--- STATED TASK ---
Scan the material for the word "активности", and copy each line where it shows up.

--- start TASK INPUTS ---

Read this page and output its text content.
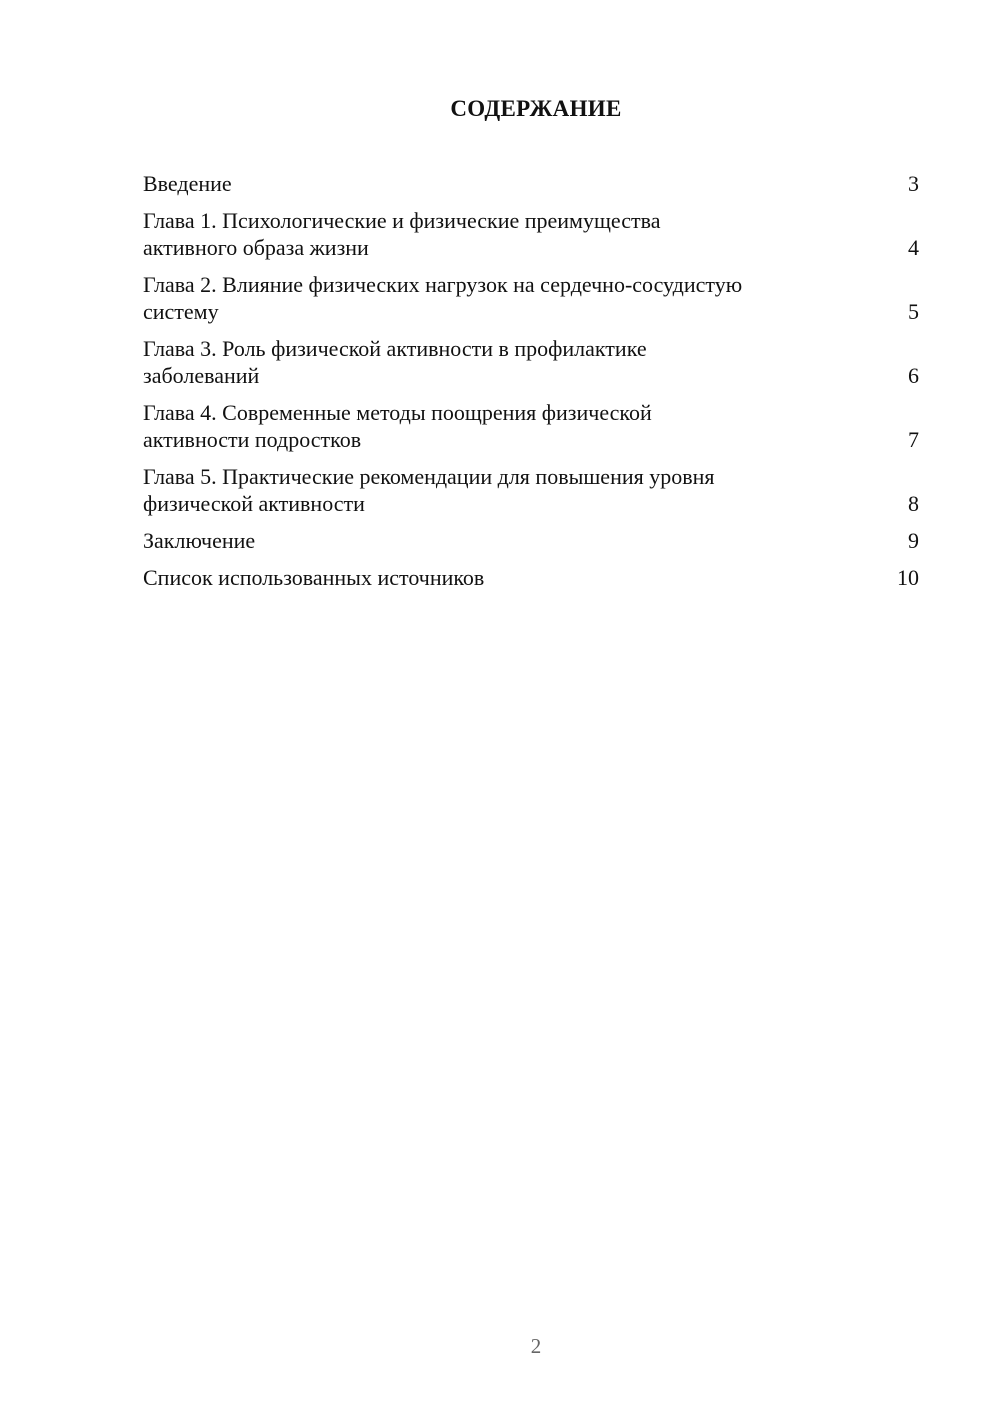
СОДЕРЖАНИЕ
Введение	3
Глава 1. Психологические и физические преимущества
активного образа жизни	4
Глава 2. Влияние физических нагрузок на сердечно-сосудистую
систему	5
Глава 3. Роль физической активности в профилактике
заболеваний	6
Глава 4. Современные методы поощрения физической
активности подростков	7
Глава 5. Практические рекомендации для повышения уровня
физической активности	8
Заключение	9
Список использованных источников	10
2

--- end TASK INPUTS ---

--- RESPONSE TO THIS TASK ---
Глава 3. Роль физической активности в профилактике
активности подростков	7
физической активности	8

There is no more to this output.